- _Problem_
Extract the lines that carry the string "Kelvin" from the listing.

- _Material supplied_

++++++++++++++++++++

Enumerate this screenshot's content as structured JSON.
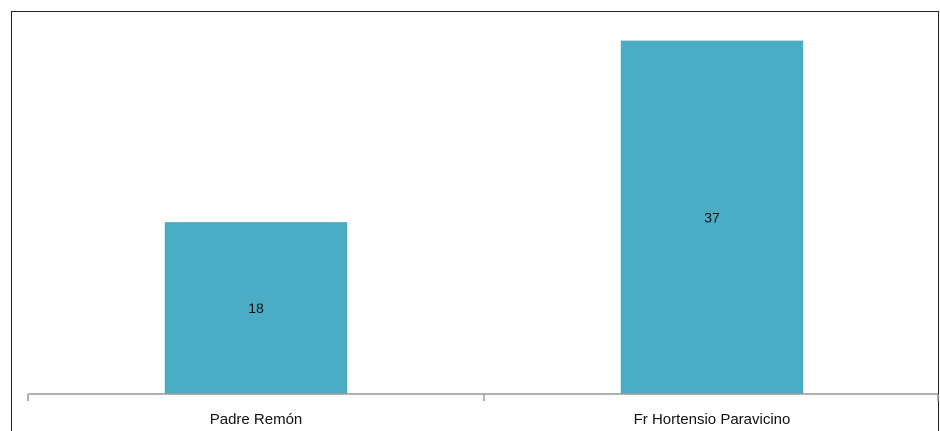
{
  "chart_data": {
    "type": "bar",
    "categories": [
      "Padre Remón",
      "Fr Hortensio Paravicino"
    ],
    "values": [
      18,
      37
    ],
    "title": "",
    "xlabel": "",
    "ylabel": "",
    "ylim": [
      0,
      40
    ],
    "grid": false,
    "legend": "none",
    "data_labels": true,
    "colors": {
      "bar": "#4BACC6",
      "axis": "#999999"
    }
  }
}
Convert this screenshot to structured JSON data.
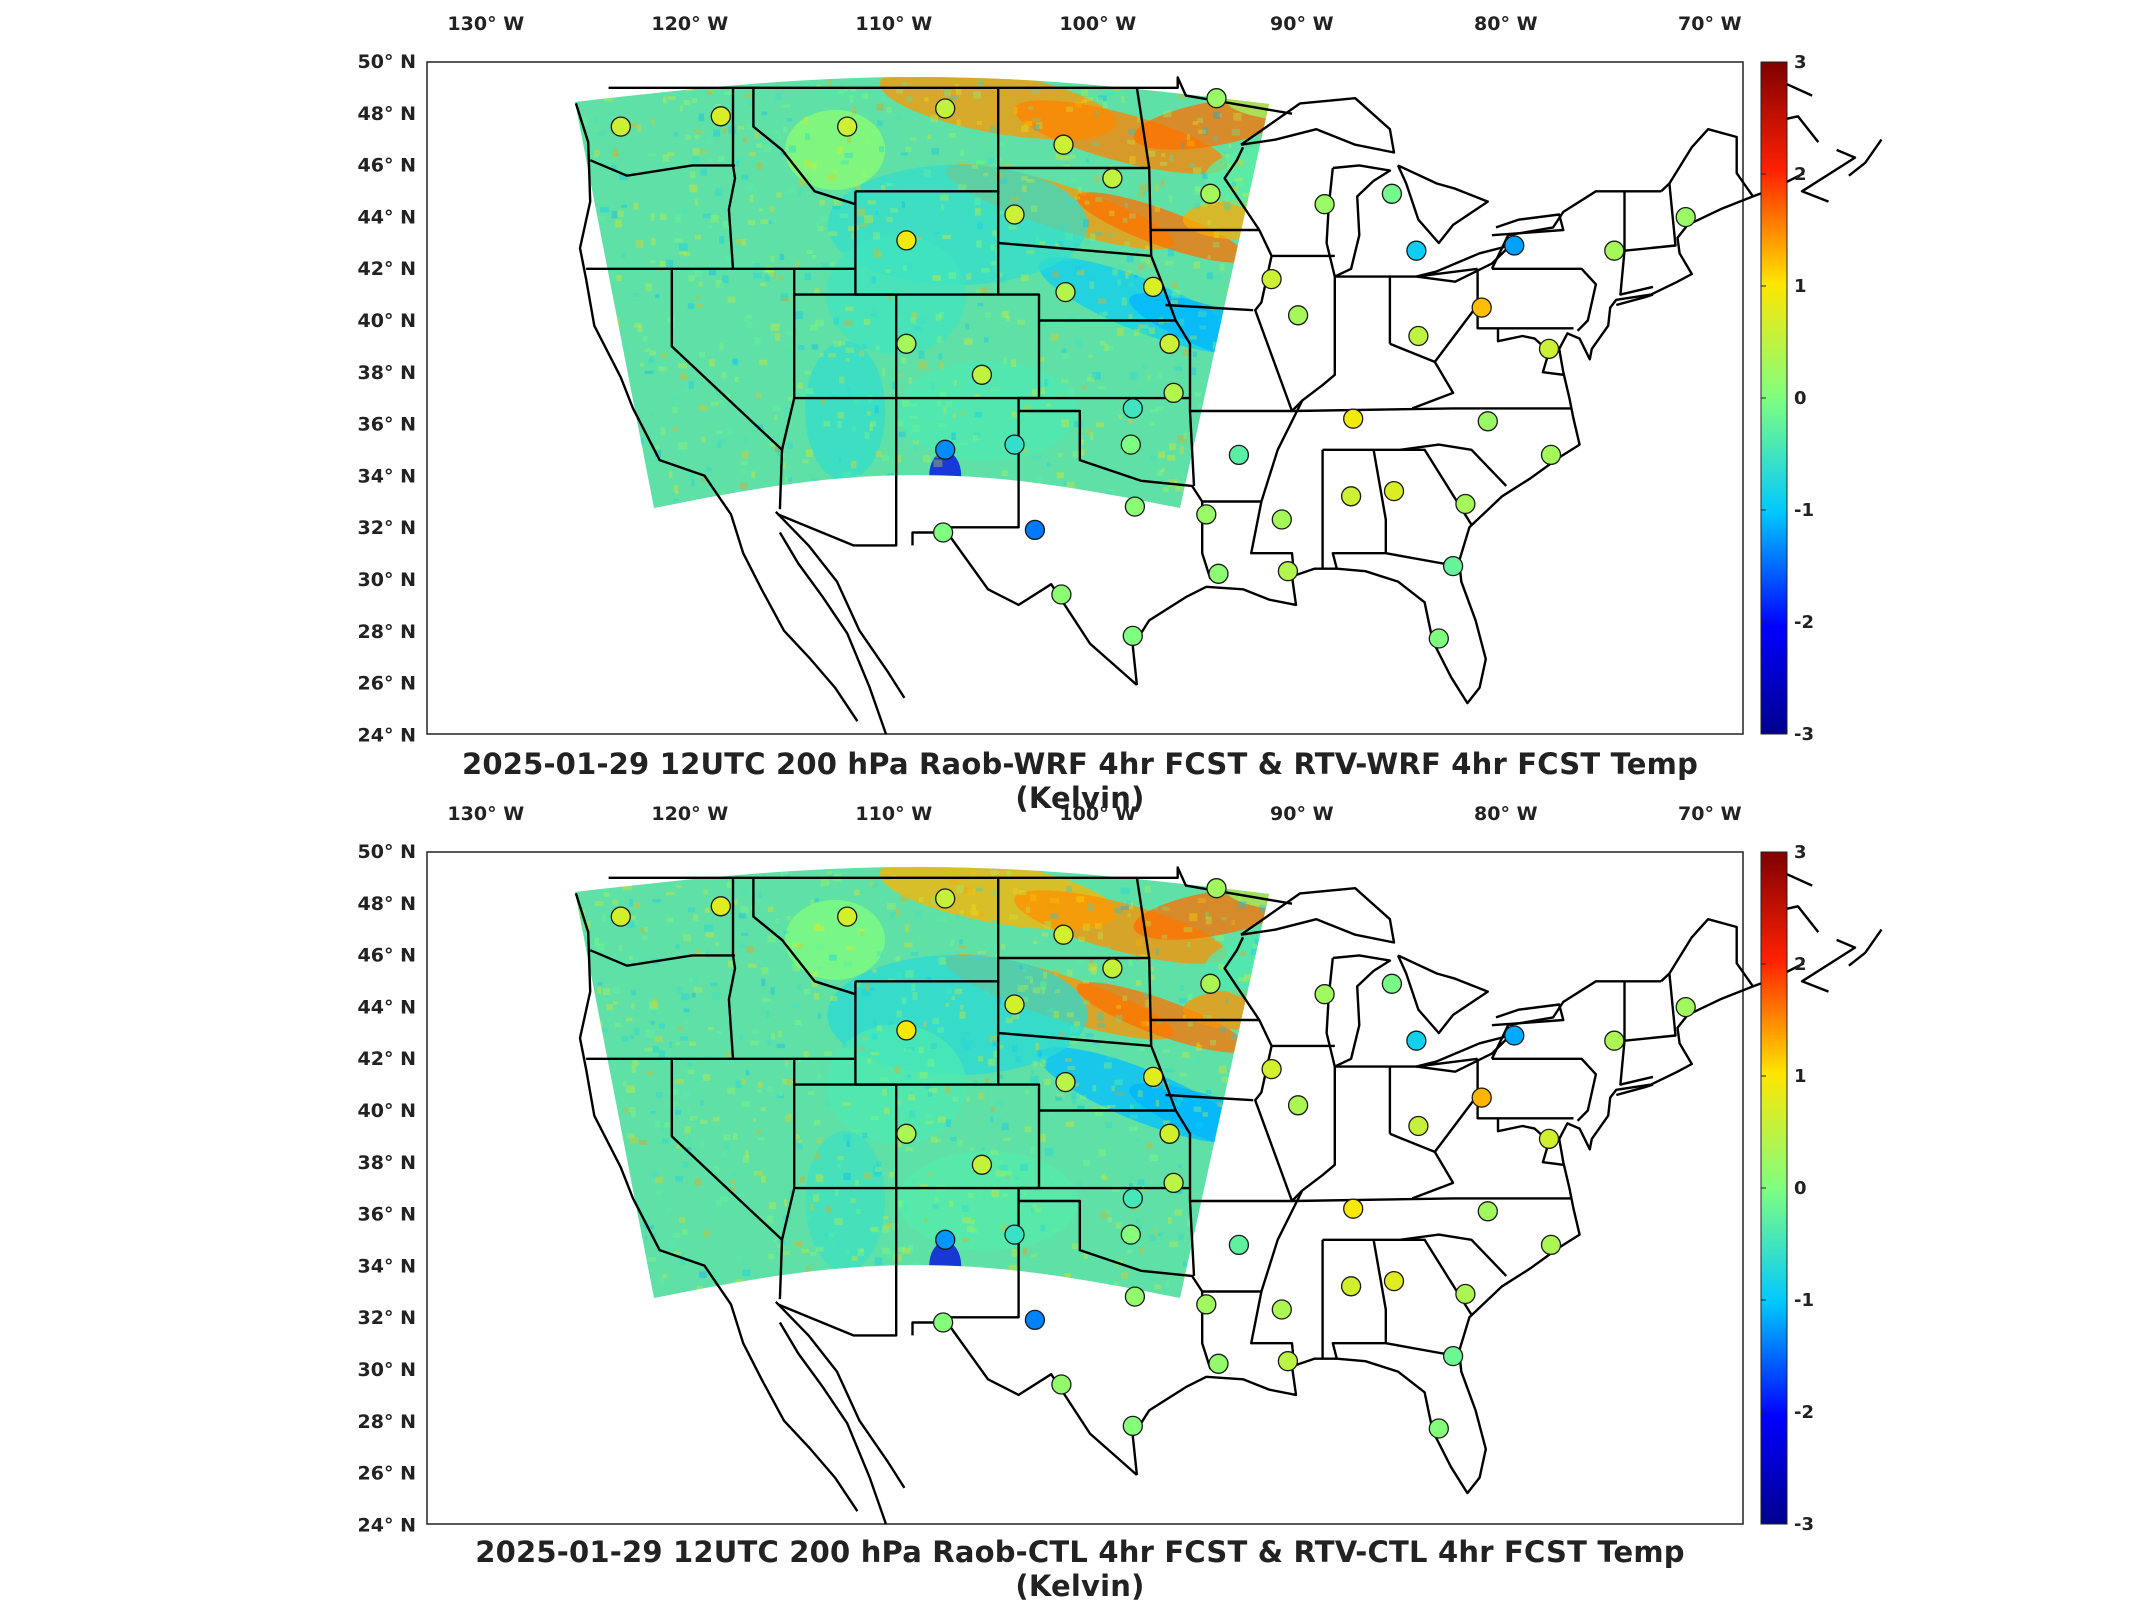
{
  "longitude_labels": [
    "130° W",
    "120° W",
    "110° W",
    "100° W",
    "90° W",
    "80° W",
    "70° W"
  ],
  "latitude_labels": [
    "50° N",
    "48° N",
    "46° N",
    "44° N",
    "42° N",
    "40° N",
    "38° N",
    "36° N",
    "34° N",
    "32° N",
    "30° N",
    "28° N",
    "26° N",
    "24° N"
  ],
  "colorbar_ticks": [
    "3",
    "2",
    "1",
    "0",
    "-1",
    "-2",
    "-3"
  ],
  "colorbar_range": [
    -3,
    3
  ],
  "colormap": [
    "#00008f",
    "#0000ff",
    "#00c8ff",
    "#7fff7f",
    "#ffe600",
    "#ff2000",
    "#800000"
  ],
  "field_base_color": "#5fe0a6",
  "map_extent": {
    "lon": [
      -130,
      -65
    ],
    "lat": [
      24,
      50
    ]
  },
  "panels": [
    {
      "title": "2025-01-29 12UTC 200 hPa Raob-WRF 4hr FCST & RTV-WRF 4hr FCST Temp (Kelvin)"
    },
    {
      "title": "2025-01-29 12UTC 200 hPa Raob-CTL 4hr FCST & RTV-CTL 4hr FCST Temp (Kelvin)"
    }
  ],
  "raob_stations": [
    {
      "lon": -122.5,
      "lat": 47.5,
      "value": 0.6
    },
    {
      "lon": -117.6,
      "lat": 47.9,
      "value": 0.7
    },
    {
      "lon": -111.4,
      "lat": 47.5,
      "value": 0.6
    },
    {
      "lon": -106.6,
      "lat": 48.2,
      "value": 0.5
    },
    {
      "lon": -100.8,
      "lat": 46.8,
      "value": 0.6
    },
    {
      "lon": -98.4,
      "lat": 45.5,
      "value": 0.5
    },
    {
      "lon": -93.6,
      "lat": 44.9,
      "value": 0.3
    },
    {
      "lon": -93.3,
      "lat": 48.6,
      "value": 0.2
    },
    {
      "lon": -108.5,
      "lat": 43.1,
      "value": 0.9
    },
    {
      "lon": -103.2,
      "lat": 44.1,
      "value": 0.6
    },
    {
      "lon": -100.7,
      "lat": 41.1,
      "value": 0.4
    },
    {
      "lon": -96.4,
      "lat": 41.3,
      "value": 0.7
    },
    {
      "lon": -90.6,
      "lat": 41.6,
      "value": 0.6
    },
    {
      "lon": -88.0,
      "lat": 44.5,
      "value": 0.2
    },
    {
      "lon": -84.7,
      "lat": 44.9,
      "value": -0.1
    },
    {
      "lon": -83.5,
      "lat": 42.7,
      "value": -0.9
    },
    {
      "lon": -78.7,
      "lat": 42.9,
      "value": -1.2
    },
    {
      "lon": -73.8,
      "lat": 42.7,
      "value": 0.3
    },
    {
      "lon": -70.3,
      "lat": 44.0,
      "value": 0.2
    },
    {
      "lon": -108.5,
      "lat": 39.1,
      "value": 0.3
    },
    {
      "lon": -104.8,
      "lat": 37.9,
      "value": 0.5
    },
    {
      "lon": -97.4,
      "lat": 36.6,
      "value": -0.5
    },
    {
      "lon": -95.6,
      "lat": 39.1,
      "value": 0.6
    },
    {
      "lon": -95.4,
      "lat": 37.2,
      "value": 0.4
    },
    {
      "lon": -89.3,
      "lat": 40.2,
      "value": 0.3
    },
    {
      "lon": -86.6,
      "lat": 36.2,
      "value": 0.9
    },
    {
      "lon": -83.4,
      "lat": 39.4,
      "value": 0.5
    },
    {
      "lon": -80.3,
      "lat": 40.5,
      "value": 1.2
    },
    {
      "lon": -77.0,
      "lat": 38.9,
      "value": 0.6
    },
    {
      "lon": -80.0,
      "lat": 36.1,
      "value": 0.2
    },
    {
      "lon": -76.9,
      "lat": 34.8,
      "value": 0.3
    },
    {
      "lon": -106.6,
      "lat": 35.0,
      "value": -1.3
    },
    {
      "lon": -103.2,
      "lat": 35.2,
      "value": -0.6
    },
    {
      "lon": -97.5,
      "lat": 35.2,
      "value": 0.0
    },
    {
      "lon": -92.2,
      "lat": 34.8,
      "value": -0.3
    },
    {
      "lon": -106.7,
      "lat": 31.8,
      "value": 0.0
    },
    {
      "lon": -102.2,
      "lat": 31.9,
      "value": -1.4
    },
    {
      "lon": -97.3,
      "lat": 32.8,
      "value": 0.1
    },
    {
      "lon": -93.8,
      "lat": 32.5,
      "value": 0.2
    },
    {
      "lon": -90.1,
      "lat": 32.3,
      "value": 0.3
    },
    {
      "lon": -86.7,
      "lat": 33.2,
      "value": 0.6
    },
    {
      "lon": -84.6,
      "lat": 33.4,
      "value": 0.7
    },
    {
      "lon": -81.1,
      "lat": 32.9,
      "value": 0.3
    },
    {
      "lon": -81.7,
      "lat": 30.5,
      "value": -0.2
    },
    {
      "lon": -93.2,
      "lat": 30.2,
      "value": 0.1
    },
    {
      "lon": -89.8,
      "lat": 30.3,
      "value": 0.4
    },
    {
      "lon": -100.9,
      "lat": 29.4,
      "value": 0.1
    },
    {
      "lon": -97.4,
      "lat": 27.8,
      "value": 0.0
    },
    {
      "lon": -82.4,
      "lat": 27.7,
      "value": 0.0
    }
  ]
}
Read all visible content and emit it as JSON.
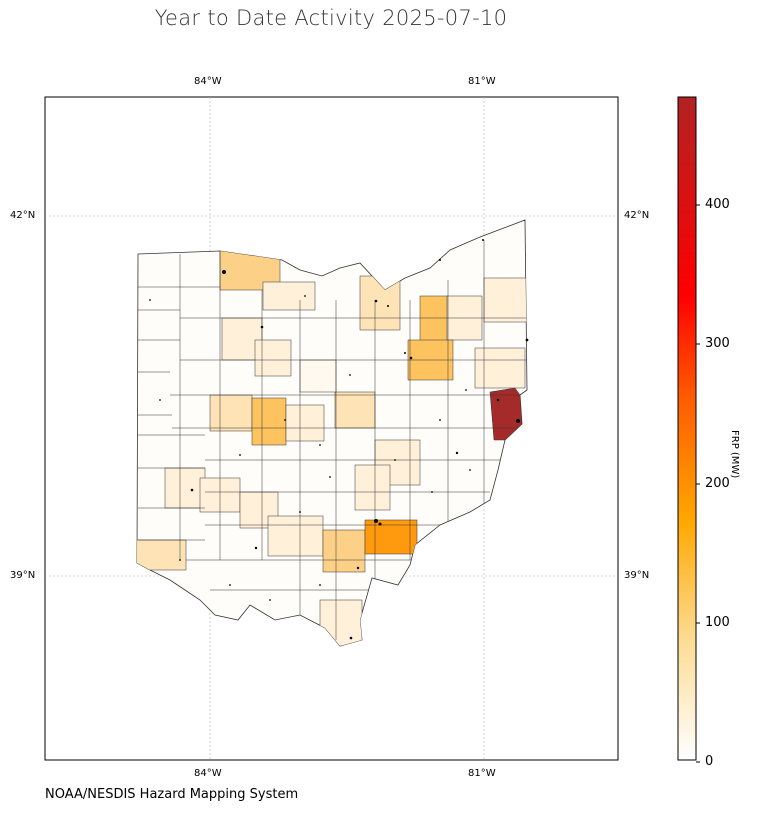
{
  "title": "Year to Date Activity 2025-07-10",
  "credit": "NOAA/NESDIS Hazard Mapping System",
  "map": {
    "region": "Ohio counties",
    "lon_labels": [
      "84°W",
      "81°W"
    ],
    "lat_labels": [
      "42°N",
      "39°N"
    ],
    "gridlines": true,
    "colors": {
      "none": "#ffffff",
      "very_low": "#fff9f0",
      "low": "#fff0d9",
      "medium_low": "#fde3b5",
      "medium": "#fdd088",
      "medium_high": "#fdc35e",
      "high": "#ff9a0e",
      "very_high": "#a52a2a"
    }
  },
  "colorbar": {
    "label": "FRP (MW)",
    "ticks": [
      "0",
      "100",
      "200",
      "300",
      "400"
    ],
    "min": 0,
    "max": 475,
    "colors": [
      "#ffffff",
      "#ffe4a3",
      "#ffa500",
      "#ff3300",
      "#ff0000",
      "#b22222"
    ]
  }
}
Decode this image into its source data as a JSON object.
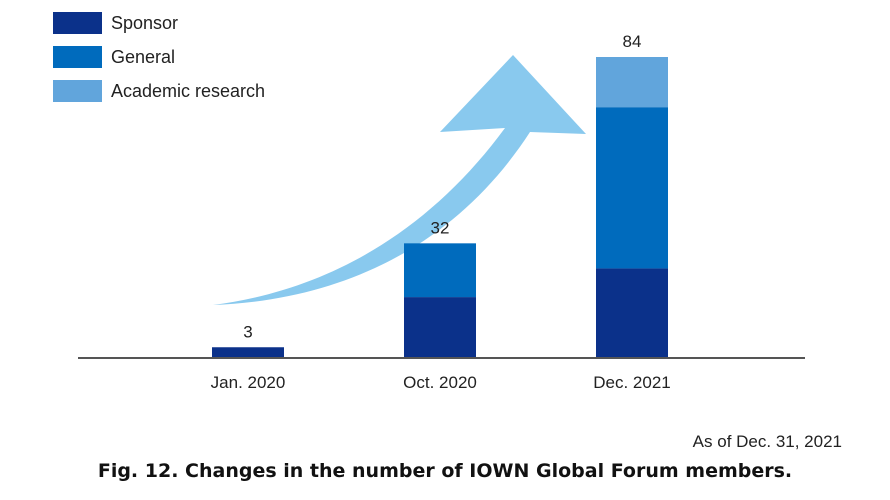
{
  "chart_data": {
    "type": "bar",
    "stacked": true,
    "categories": [
      "Jan. 2020",
      "Oct. 2020",
      "Dec. 2021"
    ],
    "series": [
      {
        "name": "Sponsor",
        "values": [
          3,
          17,
          25
        ],
        "color": "#0b318a"
      },
      {
        "name": "General",
        "values": [
          0,
          15,
          45
        ],
        "color": "#006bbd"
      },
      {
        "name": "Academic research",
        "values": [
          0,
          0,
          14
        ],
        "color": "#61a5dc"
      }
    ],
    "totals": [
      3,
      32,
      84
    ],
    "ylim": [
      0,
      84
    ],
    "legend_position": "top-left",
    "grid": false,
    "annotation": "upward arrow",
    "arrow_color": "#89c9ee"
  },
  "note": "As of Dec. 31, 2021",
  "caption": "Fig. 12. Changes in the number of IOWN Global Forum members."
}
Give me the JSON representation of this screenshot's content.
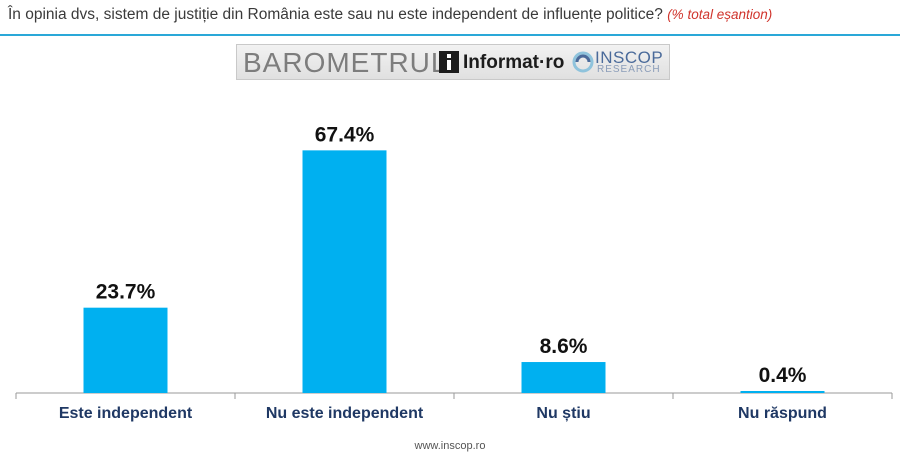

++++++++++++++++++++

- _Full output_
      "title": "2025-01-29 12UTC 200 hPa Raob-WRF 4hr FCST & RTV-WRF 4hr FCST Temp (Kelvin)"
      "title": "2025-01-29 12UTC 200 hPa Raob-CTL 4hr FCST & RTV-CTL 4hr FCST Temp (Kelvin)"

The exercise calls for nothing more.